• **Problem requirements**: Below is a listing. Gather each line of it that contains "text".

• **Input**:
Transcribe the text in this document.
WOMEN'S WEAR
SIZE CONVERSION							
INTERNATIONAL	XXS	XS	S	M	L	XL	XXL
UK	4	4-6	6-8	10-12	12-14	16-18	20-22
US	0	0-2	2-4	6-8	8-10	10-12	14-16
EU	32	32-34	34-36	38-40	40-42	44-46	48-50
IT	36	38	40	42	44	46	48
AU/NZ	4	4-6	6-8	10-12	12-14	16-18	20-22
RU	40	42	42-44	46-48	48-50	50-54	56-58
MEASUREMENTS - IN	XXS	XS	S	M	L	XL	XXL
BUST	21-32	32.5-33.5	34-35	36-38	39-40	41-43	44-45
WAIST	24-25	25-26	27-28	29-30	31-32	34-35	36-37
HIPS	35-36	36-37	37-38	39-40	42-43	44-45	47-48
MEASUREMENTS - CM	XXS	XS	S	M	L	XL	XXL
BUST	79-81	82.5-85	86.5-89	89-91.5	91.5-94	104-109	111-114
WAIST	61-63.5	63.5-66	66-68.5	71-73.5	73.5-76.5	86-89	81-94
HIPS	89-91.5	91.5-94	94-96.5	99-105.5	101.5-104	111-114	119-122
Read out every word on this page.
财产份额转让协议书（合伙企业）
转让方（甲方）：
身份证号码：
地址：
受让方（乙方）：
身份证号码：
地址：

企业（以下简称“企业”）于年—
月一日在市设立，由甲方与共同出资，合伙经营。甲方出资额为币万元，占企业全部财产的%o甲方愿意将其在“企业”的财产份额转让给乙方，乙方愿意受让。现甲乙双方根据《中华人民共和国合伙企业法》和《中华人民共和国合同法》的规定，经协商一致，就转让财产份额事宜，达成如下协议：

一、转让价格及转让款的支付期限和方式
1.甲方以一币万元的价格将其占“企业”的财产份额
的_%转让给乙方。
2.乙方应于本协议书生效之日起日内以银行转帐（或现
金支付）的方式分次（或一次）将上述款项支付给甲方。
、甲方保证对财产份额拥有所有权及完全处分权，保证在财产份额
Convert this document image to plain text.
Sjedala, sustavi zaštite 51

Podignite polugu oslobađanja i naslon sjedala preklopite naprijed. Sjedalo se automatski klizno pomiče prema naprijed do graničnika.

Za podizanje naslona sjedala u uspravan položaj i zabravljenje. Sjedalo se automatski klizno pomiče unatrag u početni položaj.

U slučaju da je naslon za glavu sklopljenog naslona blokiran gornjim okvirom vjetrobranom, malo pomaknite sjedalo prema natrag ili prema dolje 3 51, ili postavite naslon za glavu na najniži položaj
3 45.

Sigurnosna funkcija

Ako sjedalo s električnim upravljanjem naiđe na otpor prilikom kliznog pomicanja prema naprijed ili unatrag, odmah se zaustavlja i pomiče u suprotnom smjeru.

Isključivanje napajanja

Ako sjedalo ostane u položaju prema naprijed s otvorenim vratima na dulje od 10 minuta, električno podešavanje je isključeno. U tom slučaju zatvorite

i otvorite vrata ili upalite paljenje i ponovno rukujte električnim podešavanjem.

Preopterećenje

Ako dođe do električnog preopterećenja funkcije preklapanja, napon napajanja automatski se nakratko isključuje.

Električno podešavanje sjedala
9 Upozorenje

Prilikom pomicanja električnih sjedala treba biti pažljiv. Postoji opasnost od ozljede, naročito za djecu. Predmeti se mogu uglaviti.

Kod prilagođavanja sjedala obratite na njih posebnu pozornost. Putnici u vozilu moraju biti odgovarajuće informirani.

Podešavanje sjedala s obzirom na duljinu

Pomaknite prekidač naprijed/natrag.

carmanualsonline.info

• **Exercise response**:
Transcribe the text in this document.
Convert this document image to plain text.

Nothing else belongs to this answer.